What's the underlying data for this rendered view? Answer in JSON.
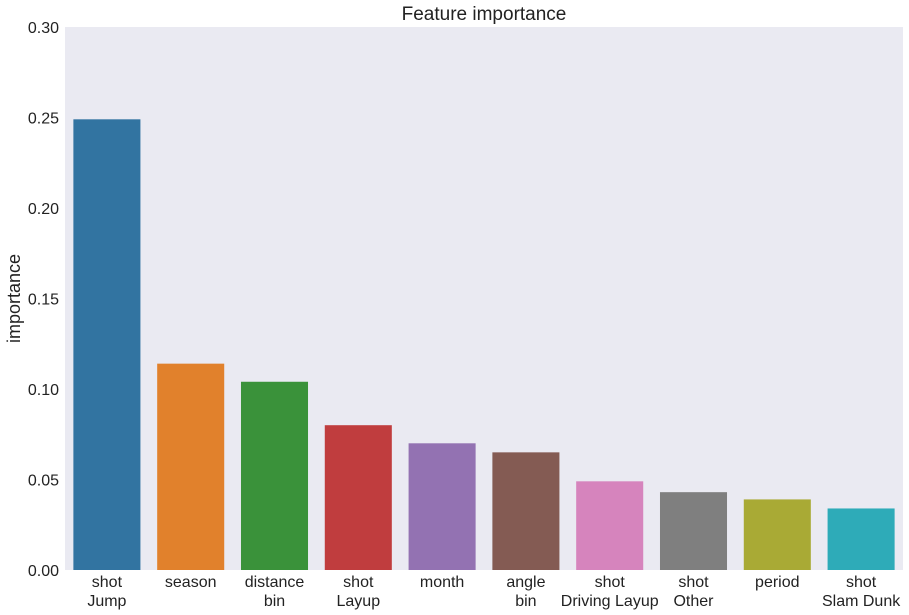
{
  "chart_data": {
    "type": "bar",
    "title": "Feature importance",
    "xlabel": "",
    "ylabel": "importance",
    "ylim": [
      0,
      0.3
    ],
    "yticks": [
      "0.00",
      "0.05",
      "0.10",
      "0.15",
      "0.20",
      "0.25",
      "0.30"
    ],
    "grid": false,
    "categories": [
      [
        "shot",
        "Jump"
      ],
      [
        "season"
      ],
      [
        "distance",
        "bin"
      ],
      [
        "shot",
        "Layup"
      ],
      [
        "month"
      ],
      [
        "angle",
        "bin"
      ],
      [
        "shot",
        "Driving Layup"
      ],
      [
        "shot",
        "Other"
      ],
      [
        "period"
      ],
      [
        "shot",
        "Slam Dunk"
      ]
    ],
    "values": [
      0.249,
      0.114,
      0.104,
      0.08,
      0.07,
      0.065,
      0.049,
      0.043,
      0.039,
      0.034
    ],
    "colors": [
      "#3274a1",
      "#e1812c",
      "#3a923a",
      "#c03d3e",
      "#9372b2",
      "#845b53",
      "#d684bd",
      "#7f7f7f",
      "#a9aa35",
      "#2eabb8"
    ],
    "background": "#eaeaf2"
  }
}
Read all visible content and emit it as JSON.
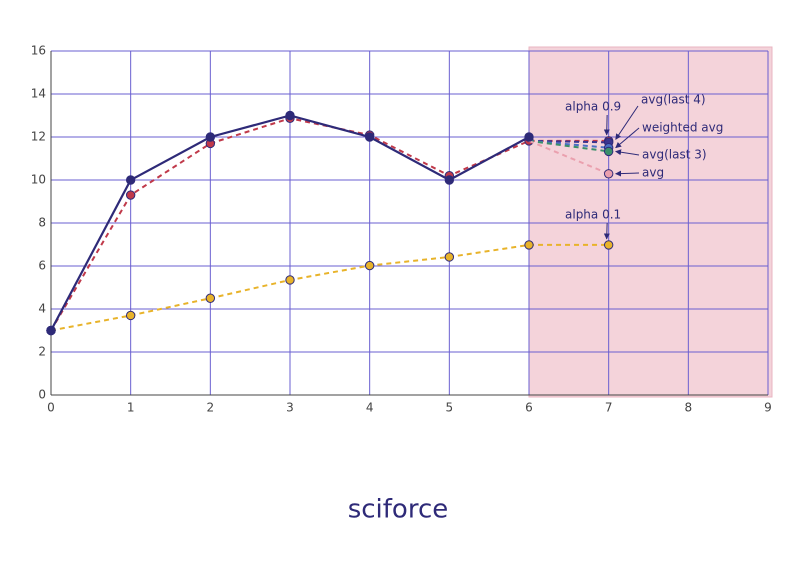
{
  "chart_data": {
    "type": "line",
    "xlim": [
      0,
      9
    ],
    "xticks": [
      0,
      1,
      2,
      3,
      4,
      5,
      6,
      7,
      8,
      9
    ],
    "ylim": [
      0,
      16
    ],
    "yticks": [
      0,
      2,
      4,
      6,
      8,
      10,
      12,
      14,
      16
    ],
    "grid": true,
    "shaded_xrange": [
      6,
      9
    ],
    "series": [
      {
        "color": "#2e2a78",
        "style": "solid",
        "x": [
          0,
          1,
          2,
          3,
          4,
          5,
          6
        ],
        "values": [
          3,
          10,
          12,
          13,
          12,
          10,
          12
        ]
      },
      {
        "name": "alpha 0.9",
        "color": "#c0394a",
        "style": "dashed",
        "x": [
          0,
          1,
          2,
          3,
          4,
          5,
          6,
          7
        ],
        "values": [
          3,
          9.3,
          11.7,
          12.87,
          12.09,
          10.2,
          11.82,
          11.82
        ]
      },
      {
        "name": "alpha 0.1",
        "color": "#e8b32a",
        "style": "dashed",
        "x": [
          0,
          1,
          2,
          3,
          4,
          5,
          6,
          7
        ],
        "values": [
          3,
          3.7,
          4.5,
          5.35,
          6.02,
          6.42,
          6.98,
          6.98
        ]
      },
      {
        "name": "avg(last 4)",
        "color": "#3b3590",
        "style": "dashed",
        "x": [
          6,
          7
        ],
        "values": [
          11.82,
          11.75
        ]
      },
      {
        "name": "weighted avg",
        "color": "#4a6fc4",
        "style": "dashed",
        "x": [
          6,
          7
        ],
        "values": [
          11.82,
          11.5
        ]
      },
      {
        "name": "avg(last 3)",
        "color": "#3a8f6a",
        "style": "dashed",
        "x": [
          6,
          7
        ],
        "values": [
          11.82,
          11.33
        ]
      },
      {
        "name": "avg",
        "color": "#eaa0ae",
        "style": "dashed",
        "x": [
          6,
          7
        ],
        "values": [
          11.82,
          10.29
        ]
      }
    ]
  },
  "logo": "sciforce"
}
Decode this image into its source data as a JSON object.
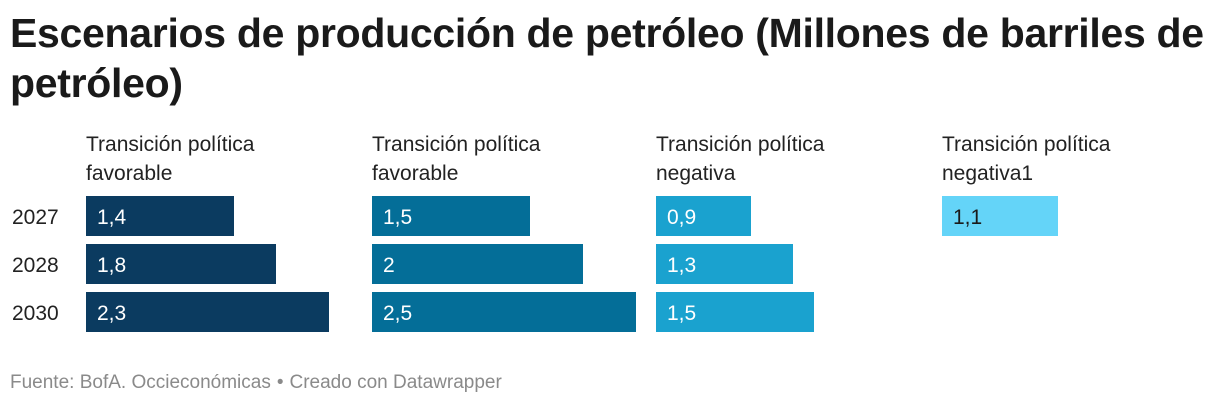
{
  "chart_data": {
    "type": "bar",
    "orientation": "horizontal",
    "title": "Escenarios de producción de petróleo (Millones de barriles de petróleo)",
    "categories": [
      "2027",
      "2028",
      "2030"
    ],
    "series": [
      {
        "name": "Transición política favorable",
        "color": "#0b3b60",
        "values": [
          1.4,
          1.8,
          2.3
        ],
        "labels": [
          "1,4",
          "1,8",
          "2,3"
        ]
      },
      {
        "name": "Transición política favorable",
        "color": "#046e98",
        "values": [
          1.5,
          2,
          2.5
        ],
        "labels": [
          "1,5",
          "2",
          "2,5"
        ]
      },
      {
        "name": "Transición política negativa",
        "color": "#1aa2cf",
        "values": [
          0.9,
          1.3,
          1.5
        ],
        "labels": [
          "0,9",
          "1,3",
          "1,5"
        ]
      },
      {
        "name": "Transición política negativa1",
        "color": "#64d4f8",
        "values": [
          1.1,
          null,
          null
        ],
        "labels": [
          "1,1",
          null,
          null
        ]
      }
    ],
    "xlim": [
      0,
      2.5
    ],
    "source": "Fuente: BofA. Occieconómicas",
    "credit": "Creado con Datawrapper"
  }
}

--------------------------------------------------

Above are the records. Copy every line in them holding "importance".

• **ANSWER TO THE EXERCISE**:
    "title": "Feature importance",
    "ylabel": "importance",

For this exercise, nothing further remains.